*What to do*.
a) Reproduce the passage on Senate holds on diplomatic nominees word for word, from "In Cruz’s case, it’s" to "pipeline be completed.".
b) Summarize the passage on Senate holds on diplomatic nominees in two sentences.

*Text passage*.
★ ★ ★

Cruz and Hawley are thought to have presidential aspirations and can use their blanket holds on diplomatic nominees as a means of ginning up grassroots attention for their staunch opposition to the Biden administration. Neither has gotten much flak from their Republican colleagues for their holds — though it remains to be seen whether the GOP grassroots will reward them.
But the national security issues the senators point to as justification for their holds are either deep in the policy weeds or are issues on which Republican voters themselves are divided over.
In Cruz’s case, it’s Biden’s exercise of a waiver authority, which Congress passed into law, that lets the White House get out of imposing sanctions on a new natural gas pipeline to Germany that will economically benefit Russia. Outgoing German Chancellor Angela Merkel appears to have convinced Biden to let the nearly finished pipeline be completed.
Meanwhile, Hawley has vowed not to lift his holds on nominees until Biden’s Defense secretary, secretary of State and national security adviser all resign — a very unlikely scenario — because the Missouri senator disagrees with their handling of the U.S. military withdrawal from Afghanistan.
“What is happening now is inhibiting the ability of the United States of America to do its work. I appreciate that Republicans in the Senate want to try and undermine this administration. They don’t like the outcome of the past election, but it’s over,” said Sen. Jeanne Shaheen, D-N.H., the only female member on the Foreign Relations Committee. “China is making a pitch that authoritarianism is the best alternative because democracy doesn’t work because they’re looking at our Congress and saying ‘democracy doesn’t work because people aren’t willing to work together.’”
Presidential dreams
In addition to objecting to unanimous consent votes on the floor, Cruz has taken advantage of a long-standing committee member privilege to systematically slow down committee votes on the vast majority of nominees. Cruz has maintained he won’t cease the practice until Biden imposes sanctions on the German-Russian Nord Stream 2 natural gas pipeline.

★ ★ ★

Records from a data collection

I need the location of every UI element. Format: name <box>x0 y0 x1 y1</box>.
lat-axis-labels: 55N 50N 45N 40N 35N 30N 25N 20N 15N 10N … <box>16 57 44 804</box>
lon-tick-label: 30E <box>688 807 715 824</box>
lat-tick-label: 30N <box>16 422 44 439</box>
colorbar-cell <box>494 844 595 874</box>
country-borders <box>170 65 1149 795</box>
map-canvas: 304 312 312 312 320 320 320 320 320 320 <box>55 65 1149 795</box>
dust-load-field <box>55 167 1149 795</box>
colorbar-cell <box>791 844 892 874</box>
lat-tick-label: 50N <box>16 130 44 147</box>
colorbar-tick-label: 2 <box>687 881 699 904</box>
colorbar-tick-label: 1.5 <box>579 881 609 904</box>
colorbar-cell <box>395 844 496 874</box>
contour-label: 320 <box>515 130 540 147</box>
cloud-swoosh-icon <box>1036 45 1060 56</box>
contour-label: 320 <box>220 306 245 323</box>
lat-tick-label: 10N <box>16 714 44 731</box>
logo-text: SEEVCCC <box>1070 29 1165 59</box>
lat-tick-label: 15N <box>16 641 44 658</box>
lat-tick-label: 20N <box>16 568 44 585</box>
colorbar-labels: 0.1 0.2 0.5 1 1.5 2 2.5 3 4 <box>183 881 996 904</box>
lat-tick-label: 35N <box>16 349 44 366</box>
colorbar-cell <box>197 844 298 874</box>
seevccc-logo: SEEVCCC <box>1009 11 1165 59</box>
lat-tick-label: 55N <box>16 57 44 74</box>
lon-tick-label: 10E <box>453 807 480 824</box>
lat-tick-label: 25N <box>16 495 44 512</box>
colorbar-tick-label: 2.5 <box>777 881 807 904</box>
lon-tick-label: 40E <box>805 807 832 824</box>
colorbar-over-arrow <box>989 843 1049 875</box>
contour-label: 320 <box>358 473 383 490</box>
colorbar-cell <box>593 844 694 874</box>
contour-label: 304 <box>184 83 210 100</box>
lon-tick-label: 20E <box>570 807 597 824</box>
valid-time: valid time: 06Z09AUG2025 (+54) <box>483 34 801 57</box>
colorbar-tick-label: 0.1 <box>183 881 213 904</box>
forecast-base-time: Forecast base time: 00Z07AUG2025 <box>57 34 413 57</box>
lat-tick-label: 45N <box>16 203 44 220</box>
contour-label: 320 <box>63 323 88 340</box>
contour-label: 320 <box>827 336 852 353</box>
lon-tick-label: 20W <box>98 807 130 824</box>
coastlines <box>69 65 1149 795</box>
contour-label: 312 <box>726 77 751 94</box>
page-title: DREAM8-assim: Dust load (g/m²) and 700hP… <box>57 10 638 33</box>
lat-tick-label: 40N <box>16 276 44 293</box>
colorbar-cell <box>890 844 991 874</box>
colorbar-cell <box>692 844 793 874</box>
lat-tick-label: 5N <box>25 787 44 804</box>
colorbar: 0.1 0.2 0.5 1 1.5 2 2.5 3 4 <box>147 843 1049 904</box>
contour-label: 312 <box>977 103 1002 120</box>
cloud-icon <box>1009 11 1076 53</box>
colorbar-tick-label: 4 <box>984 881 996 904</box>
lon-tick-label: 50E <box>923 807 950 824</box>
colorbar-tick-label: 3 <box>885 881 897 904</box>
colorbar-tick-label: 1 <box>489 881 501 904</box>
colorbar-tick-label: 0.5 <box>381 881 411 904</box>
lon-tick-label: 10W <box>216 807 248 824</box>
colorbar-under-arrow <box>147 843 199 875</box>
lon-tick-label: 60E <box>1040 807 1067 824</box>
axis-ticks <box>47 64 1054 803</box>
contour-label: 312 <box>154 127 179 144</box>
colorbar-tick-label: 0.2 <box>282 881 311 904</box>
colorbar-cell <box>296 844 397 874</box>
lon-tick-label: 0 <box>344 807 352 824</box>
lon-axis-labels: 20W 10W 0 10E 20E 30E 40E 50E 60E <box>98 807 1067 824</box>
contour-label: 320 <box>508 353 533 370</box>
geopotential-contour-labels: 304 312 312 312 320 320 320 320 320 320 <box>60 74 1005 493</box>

★ ★ ★

*Answers provided*.
a)
In Cruz’s case, it’s Biden’s exercise of a waiver authority, which Congress passed into law, that lets the White House get out of imposing sanctions on a new natural gas pipeline to Germany that will economically benefit Russia. Outgoing German Chancellor Angela Merkel appears to have convinced Biden to let the nearly finished pipeline be completed.

b) Cruz and Hawley, who are thought to have presidential aspirations, have placed blanket holds on Biden's diplomatic nominees, justifying them with national security issues that are either deep in the policy weeds or divide Republican voters. Cruz says he will continue until Biden imposes sanctions on the Nord Stream 2 pipeline, and Hawley until Biden's Defense secretary, secretary of State and national security adviser resign over the Afghanistan withdrawal, while Sen. Jeanne Shaheen said the situation is inhibiting the ability of the United States to do its work.